- _Work to be completed_
Looking at the data below, count the lines that contain the string "document". Write only the total.

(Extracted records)
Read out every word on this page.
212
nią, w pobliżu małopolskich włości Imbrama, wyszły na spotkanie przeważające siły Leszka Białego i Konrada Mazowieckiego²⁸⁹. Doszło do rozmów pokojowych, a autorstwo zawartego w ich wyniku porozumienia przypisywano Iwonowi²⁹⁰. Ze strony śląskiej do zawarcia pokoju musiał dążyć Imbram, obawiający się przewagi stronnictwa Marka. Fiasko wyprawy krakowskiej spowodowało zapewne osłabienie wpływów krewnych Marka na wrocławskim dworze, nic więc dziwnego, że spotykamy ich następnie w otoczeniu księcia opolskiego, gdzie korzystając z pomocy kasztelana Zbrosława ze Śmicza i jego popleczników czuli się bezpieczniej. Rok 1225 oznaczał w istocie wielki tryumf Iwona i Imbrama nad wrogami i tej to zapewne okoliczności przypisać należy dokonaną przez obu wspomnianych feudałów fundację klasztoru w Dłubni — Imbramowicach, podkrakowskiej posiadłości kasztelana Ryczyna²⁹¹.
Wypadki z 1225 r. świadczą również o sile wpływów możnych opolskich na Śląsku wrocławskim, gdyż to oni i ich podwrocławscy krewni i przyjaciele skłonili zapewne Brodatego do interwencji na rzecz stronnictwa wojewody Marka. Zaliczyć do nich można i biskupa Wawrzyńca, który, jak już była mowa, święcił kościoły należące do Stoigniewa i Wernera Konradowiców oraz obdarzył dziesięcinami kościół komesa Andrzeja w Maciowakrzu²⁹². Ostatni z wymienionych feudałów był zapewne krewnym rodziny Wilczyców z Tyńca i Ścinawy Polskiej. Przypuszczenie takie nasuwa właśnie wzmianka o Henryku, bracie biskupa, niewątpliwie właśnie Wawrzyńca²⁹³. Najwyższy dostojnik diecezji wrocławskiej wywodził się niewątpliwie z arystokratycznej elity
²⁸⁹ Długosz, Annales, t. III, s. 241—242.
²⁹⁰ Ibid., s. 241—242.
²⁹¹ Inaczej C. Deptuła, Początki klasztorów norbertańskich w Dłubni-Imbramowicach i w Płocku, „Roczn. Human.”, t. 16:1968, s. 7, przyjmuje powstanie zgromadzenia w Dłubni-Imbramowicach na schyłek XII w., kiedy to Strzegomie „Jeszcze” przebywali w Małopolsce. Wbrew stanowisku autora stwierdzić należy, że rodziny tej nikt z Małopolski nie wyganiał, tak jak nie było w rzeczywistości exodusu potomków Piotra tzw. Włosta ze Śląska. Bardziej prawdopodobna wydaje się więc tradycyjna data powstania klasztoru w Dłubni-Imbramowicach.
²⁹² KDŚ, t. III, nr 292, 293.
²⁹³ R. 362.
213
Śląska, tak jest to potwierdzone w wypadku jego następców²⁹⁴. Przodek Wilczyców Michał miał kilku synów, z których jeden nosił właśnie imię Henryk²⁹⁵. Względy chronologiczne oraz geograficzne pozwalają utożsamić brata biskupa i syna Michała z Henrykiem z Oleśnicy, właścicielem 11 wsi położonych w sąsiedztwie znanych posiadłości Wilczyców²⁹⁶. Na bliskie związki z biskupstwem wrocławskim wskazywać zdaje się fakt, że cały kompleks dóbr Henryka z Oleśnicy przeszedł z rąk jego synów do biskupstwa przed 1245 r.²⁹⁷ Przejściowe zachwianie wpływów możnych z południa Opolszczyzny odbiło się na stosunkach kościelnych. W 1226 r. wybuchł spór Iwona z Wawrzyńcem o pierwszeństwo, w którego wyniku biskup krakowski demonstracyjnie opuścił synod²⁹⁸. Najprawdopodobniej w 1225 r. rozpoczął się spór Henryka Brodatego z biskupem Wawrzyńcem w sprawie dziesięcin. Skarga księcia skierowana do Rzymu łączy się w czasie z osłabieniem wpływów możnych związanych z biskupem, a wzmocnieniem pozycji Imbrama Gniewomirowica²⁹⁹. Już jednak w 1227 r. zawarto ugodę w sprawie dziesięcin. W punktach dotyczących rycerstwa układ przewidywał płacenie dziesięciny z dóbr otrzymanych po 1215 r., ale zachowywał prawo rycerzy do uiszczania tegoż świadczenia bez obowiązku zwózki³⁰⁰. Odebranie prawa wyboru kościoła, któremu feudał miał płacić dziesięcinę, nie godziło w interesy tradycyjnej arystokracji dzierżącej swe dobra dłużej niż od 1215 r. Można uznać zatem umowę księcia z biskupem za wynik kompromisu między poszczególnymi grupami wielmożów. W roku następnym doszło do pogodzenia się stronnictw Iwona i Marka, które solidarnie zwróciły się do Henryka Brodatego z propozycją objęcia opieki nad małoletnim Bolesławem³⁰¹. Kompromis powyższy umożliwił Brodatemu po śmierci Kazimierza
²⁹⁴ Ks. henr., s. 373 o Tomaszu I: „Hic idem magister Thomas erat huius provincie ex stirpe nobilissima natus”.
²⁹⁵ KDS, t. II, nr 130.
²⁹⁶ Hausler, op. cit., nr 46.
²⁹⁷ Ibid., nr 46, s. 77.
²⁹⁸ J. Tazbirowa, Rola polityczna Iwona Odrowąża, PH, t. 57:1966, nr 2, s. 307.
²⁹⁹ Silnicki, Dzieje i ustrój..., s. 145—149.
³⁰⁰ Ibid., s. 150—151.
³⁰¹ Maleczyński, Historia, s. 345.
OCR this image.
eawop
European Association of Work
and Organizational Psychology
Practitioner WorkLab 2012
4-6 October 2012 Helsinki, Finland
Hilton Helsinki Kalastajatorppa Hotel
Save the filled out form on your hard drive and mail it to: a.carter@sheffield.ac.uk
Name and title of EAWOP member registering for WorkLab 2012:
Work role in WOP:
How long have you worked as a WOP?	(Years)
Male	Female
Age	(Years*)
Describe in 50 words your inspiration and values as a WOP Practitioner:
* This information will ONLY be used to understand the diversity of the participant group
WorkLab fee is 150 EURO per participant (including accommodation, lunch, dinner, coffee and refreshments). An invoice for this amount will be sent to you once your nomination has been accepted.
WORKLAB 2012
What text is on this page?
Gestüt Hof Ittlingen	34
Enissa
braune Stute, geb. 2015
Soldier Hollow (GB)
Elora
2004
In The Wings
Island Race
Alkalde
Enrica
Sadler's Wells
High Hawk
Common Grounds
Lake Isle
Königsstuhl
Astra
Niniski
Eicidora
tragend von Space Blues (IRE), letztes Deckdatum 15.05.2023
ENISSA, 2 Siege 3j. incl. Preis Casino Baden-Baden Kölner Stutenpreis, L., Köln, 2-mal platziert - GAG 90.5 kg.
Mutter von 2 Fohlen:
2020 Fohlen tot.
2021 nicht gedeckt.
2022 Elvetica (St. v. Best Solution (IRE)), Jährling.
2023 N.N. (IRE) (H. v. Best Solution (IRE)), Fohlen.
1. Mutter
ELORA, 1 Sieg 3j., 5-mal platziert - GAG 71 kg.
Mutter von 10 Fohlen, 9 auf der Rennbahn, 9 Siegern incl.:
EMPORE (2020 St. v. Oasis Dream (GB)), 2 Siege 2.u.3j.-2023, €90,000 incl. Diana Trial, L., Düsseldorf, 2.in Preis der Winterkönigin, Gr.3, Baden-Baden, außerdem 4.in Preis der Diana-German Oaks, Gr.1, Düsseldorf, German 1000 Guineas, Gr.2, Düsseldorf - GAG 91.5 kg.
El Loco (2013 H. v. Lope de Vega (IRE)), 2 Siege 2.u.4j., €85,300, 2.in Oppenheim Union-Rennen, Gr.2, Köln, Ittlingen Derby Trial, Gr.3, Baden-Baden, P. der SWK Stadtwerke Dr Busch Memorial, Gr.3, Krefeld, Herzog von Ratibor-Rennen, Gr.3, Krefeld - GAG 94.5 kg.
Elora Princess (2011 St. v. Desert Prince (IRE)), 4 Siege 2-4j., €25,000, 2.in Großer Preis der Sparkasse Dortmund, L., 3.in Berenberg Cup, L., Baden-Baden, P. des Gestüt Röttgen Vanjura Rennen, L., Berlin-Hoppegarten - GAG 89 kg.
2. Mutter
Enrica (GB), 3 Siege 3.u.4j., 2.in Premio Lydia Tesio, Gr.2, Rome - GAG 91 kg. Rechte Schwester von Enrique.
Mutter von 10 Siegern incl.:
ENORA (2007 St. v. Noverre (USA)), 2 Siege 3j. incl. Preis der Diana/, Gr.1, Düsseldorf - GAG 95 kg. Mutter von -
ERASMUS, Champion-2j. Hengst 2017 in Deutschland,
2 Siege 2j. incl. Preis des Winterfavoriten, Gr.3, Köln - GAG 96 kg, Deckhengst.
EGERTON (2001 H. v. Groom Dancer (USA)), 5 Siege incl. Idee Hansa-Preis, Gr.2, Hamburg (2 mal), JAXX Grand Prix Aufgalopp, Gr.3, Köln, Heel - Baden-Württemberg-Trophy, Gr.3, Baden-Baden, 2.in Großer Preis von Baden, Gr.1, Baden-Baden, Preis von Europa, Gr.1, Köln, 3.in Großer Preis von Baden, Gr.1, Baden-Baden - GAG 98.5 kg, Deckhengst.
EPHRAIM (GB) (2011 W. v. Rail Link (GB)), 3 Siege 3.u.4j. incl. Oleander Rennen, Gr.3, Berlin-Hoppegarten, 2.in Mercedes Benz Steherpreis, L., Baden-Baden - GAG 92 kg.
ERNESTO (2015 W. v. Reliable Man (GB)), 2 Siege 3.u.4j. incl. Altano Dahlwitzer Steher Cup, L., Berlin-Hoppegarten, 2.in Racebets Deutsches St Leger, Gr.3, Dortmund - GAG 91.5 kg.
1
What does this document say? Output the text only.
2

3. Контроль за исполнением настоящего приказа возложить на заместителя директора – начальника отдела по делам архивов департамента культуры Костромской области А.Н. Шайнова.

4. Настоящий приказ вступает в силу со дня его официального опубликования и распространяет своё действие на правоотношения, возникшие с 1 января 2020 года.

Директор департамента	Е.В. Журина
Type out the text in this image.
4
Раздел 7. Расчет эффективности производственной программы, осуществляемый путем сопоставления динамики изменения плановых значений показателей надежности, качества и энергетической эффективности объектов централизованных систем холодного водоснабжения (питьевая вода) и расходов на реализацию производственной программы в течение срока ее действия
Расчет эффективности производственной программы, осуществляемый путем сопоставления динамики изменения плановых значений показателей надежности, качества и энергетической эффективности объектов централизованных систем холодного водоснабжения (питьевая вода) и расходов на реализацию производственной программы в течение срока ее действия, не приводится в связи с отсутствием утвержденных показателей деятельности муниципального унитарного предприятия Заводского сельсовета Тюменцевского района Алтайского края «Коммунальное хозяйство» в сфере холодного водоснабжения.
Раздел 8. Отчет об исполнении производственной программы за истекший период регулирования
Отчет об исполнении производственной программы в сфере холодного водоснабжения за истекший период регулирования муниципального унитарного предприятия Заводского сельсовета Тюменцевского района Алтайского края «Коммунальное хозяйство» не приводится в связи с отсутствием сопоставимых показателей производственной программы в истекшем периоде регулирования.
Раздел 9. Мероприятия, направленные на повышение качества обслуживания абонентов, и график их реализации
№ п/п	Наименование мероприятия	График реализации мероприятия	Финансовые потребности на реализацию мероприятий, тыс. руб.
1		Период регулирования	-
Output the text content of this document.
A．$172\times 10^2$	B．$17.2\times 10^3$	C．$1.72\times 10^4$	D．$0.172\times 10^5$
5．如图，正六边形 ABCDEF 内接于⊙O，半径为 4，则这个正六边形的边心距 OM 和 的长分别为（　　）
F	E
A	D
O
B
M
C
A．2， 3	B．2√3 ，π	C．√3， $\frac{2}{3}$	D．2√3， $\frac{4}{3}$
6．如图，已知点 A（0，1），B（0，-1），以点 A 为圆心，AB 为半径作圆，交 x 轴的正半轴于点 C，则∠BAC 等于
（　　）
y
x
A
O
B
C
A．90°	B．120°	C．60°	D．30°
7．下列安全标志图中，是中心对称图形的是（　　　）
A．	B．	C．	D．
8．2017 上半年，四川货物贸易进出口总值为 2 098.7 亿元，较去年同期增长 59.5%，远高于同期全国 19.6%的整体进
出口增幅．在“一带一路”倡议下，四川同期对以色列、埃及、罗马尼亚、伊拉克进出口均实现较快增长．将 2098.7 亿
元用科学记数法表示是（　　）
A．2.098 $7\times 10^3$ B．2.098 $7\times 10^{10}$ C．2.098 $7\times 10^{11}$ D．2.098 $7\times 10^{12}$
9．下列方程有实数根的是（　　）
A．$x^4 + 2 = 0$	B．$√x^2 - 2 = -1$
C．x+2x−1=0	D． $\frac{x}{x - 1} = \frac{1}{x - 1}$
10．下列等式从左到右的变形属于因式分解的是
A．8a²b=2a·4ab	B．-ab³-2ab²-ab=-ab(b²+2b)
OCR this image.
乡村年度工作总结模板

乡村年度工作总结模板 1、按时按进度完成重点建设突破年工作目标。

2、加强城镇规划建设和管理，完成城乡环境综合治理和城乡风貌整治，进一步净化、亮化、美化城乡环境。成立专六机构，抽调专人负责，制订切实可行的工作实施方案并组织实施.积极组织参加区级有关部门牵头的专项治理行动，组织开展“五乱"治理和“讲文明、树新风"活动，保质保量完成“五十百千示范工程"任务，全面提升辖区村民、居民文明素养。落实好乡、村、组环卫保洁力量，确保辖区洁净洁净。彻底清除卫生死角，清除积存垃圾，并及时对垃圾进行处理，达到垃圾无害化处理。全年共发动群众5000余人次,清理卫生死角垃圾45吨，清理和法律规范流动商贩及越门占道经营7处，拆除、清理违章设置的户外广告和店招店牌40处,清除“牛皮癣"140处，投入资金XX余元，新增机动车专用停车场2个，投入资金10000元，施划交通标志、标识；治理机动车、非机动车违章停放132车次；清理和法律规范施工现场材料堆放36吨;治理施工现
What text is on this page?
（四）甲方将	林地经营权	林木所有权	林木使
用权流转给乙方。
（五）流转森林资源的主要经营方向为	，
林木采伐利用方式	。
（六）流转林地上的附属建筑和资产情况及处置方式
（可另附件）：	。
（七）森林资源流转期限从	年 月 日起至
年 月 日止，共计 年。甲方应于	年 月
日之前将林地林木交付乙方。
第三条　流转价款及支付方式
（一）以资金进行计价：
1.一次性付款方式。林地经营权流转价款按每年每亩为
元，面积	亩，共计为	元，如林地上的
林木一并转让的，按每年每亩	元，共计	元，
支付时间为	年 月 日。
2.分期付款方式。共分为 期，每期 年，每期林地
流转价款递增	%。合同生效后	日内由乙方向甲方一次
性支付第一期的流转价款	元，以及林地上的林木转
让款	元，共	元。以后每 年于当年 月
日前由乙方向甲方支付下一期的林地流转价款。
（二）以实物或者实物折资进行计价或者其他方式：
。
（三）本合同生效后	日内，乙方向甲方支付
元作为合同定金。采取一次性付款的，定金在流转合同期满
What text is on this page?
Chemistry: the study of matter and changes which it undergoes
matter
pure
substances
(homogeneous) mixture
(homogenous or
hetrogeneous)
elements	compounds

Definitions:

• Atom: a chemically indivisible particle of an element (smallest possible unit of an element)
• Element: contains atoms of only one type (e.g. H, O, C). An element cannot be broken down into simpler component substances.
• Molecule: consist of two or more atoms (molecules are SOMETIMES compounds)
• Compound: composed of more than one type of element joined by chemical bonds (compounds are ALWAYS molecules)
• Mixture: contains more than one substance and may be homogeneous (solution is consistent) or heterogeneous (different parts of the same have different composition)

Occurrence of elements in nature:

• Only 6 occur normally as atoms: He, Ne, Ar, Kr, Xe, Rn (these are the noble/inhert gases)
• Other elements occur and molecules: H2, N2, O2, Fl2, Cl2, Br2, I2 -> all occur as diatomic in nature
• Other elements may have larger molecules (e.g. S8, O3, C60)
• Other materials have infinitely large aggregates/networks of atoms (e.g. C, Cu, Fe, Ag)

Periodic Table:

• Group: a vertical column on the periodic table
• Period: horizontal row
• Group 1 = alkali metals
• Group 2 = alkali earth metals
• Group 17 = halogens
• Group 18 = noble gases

- _Exercise response_
2